**DATA SUPPLIED:**
--- --- ---

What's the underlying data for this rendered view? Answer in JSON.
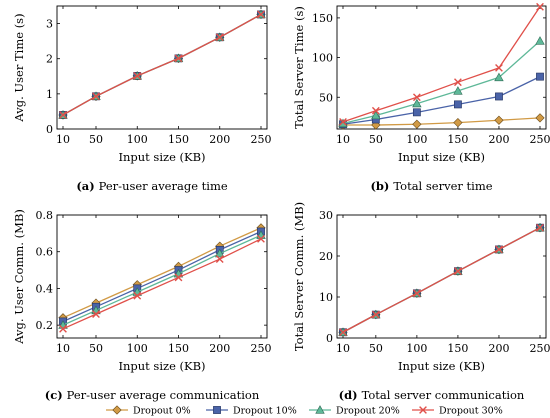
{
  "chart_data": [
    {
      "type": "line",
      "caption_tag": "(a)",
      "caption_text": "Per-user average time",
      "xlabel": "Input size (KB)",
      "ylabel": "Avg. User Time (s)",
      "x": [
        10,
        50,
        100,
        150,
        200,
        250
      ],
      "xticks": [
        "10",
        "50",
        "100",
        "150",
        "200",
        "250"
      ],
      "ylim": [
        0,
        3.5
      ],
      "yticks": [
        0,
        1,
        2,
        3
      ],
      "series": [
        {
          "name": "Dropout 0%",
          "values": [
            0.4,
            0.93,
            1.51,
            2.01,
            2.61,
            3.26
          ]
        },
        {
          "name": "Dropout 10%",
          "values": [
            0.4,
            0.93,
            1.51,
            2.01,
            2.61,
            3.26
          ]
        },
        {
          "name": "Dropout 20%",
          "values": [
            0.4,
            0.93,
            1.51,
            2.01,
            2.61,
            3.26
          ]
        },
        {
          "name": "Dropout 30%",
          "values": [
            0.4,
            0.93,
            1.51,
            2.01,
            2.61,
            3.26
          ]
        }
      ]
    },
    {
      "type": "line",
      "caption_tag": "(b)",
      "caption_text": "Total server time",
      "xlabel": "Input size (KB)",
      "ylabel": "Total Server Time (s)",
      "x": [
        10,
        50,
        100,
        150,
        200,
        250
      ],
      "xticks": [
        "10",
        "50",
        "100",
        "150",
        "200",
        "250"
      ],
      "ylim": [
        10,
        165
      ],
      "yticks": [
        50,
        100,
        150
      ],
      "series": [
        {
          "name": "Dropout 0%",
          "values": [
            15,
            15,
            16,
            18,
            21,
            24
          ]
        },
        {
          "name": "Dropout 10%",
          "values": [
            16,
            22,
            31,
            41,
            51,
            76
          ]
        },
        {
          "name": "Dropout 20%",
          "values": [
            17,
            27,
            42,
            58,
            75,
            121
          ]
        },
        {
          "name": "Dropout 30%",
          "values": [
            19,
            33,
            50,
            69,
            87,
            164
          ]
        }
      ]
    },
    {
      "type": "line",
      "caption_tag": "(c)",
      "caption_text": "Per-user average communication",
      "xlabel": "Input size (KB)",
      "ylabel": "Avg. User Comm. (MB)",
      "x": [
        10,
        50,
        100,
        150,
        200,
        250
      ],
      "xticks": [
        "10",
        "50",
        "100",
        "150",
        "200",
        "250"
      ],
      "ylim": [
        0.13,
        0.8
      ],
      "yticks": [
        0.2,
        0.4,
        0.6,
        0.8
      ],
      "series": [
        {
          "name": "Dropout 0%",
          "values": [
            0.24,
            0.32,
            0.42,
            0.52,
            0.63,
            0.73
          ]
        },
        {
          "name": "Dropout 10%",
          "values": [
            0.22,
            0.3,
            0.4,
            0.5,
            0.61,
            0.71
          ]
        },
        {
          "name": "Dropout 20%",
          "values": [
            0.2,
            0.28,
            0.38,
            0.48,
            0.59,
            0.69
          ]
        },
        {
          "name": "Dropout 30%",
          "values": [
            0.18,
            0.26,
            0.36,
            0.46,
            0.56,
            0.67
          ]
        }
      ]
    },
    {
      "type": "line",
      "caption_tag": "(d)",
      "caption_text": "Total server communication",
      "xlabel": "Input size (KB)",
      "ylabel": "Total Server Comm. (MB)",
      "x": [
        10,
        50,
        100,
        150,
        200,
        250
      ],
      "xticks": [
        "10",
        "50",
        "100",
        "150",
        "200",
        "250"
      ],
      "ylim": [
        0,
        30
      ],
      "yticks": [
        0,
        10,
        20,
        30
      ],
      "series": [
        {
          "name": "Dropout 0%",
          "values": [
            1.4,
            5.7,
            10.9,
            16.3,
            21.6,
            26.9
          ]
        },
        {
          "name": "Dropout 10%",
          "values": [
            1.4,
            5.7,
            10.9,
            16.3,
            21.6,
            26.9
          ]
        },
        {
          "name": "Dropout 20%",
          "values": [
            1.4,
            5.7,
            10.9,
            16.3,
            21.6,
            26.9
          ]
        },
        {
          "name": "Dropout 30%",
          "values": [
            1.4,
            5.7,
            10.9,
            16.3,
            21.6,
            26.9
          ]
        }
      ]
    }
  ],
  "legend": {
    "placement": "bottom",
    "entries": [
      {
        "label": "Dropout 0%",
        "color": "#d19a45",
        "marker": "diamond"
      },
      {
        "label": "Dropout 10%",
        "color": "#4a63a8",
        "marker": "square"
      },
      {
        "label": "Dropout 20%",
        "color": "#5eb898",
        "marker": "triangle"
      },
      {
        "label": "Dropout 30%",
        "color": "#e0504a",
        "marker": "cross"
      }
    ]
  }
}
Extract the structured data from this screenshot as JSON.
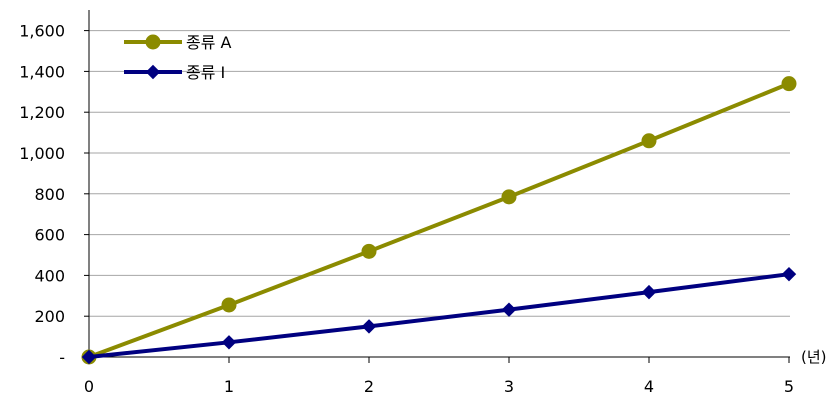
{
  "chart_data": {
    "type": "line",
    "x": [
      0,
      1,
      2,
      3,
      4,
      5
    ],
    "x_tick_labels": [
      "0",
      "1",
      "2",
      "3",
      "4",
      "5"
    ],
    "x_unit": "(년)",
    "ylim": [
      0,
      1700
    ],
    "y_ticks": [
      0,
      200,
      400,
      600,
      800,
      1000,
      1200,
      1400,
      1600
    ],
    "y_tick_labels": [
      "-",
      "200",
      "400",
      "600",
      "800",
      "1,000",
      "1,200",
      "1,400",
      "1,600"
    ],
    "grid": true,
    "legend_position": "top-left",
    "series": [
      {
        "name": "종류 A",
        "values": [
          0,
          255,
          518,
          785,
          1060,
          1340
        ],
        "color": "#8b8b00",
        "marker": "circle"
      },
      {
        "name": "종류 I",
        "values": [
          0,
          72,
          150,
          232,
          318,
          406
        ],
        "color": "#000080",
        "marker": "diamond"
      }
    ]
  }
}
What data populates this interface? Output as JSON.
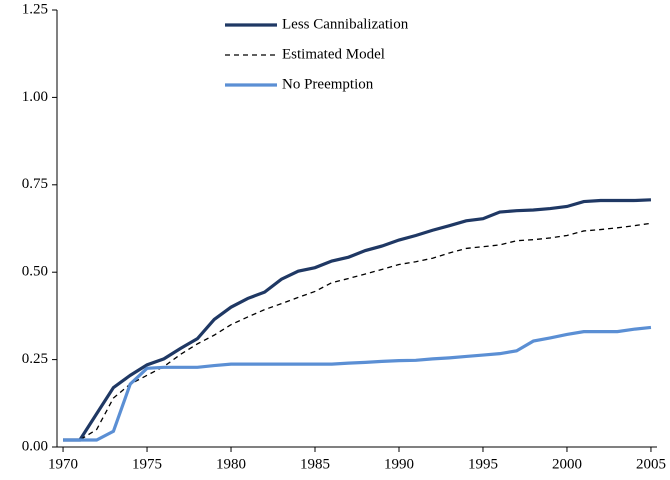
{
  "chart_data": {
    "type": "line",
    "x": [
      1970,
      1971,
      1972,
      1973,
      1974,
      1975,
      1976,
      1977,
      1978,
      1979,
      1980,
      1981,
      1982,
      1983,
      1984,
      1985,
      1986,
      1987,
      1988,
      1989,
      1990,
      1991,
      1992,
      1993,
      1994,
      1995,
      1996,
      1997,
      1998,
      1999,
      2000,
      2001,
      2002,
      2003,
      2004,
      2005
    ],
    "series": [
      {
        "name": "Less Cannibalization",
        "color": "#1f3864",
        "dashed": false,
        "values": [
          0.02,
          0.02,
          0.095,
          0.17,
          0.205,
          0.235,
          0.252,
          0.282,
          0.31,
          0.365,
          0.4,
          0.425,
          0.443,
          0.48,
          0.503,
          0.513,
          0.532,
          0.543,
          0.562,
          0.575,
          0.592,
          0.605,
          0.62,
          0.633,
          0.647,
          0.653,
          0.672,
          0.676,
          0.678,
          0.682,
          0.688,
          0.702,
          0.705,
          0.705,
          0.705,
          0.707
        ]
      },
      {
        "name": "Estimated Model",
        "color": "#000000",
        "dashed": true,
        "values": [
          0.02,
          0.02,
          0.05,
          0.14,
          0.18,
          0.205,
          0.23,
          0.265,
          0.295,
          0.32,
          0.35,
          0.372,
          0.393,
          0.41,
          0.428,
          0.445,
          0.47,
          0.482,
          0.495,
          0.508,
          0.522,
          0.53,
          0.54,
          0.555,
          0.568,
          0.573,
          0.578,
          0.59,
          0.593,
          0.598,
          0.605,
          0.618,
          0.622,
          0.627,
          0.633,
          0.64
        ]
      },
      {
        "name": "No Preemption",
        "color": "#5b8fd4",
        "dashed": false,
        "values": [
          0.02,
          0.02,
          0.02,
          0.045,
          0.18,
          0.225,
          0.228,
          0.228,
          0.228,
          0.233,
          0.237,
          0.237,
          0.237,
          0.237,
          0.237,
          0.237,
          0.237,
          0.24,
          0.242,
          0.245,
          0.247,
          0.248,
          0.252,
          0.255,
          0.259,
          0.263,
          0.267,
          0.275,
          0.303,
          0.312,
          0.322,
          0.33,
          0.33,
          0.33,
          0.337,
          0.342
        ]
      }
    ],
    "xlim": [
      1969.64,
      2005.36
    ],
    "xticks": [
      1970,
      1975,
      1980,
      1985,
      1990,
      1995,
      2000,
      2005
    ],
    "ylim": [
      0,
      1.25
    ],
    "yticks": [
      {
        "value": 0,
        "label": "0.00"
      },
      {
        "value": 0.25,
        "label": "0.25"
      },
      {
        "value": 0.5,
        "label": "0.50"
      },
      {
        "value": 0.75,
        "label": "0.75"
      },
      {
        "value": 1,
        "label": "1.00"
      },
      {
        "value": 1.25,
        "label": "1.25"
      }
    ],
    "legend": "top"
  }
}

--- --- ---

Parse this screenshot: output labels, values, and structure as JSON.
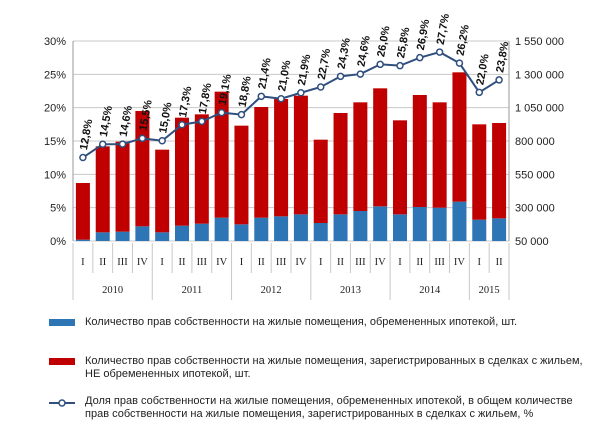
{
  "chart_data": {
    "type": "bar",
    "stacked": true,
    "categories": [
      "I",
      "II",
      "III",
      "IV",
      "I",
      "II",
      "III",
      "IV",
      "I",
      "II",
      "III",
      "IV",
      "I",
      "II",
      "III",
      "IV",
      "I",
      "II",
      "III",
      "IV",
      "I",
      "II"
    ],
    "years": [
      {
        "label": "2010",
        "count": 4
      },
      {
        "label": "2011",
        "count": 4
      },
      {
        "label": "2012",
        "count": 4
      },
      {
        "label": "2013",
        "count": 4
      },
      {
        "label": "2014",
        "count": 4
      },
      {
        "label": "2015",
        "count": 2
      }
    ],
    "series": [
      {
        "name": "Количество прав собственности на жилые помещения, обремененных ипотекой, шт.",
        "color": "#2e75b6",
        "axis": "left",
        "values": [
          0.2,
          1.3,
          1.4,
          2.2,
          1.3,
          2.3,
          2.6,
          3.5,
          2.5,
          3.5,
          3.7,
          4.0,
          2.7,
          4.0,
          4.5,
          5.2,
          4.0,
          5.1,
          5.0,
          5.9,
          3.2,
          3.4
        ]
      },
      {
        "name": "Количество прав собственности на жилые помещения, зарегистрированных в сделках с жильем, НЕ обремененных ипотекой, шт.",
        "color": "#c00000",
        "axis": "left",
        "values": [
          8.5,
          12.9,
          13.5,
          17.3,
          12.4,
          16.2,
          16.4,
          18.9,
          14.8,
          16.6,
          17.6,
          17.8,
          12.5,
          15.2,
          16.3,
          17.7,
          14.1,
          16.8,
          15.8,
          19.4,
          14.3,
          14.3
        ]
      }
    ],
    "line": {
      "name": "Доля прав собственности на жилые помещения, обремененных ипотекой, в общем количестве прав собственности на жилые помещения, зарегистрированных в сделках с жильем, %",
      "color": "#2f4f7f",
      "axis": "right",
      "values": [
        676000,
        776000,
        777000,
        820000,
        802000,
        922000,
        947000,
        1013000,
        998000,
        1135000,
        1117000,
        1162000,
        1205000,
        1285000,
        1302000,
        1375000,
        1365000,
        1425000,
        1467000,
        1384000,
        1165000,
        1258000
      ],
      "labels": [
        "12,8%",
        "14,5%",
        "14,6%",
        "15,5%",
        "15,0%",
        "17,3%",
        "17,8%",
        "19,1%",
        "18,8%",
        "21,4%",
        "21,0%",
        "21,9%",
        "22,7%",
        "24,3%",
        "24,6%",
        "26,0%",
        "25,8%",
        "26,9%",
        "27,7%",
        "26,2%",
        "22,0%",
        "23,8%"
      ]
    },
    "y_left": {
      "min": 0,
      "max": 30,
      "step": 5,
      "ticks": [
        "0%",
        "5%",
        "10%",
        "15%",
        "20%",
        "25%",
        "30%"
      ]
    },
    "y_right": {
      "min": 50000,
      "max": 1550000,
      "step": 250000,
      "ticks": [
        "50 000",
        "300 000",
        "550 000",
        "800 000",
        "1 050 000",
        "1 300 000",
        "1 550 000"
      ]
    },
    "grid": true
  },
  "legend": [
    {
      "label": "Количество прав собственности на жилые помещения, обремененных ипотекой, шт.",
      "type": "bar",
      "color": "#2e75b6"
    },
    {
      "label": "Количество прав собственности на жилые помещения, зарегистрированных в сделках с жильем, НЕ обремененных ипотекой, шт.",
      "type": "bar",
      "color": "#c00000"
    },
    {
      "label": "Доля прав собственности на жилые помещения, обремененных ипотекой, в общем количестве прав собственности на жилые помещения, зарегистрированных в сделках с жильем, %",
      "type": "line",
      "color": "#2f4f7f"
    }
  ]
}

--- --- ---

Wherever the string "ylabel" appears in the entries above, list that line.

**SOLVED EXERCISE:**
      "ylabel": "Avg. User Time (s)",
      "ylabel": "Total Server Time (s)",
      "ylabel": "Avg. User Comm. (MB)",
      "ylabel": "Total Server Comm. (MB)",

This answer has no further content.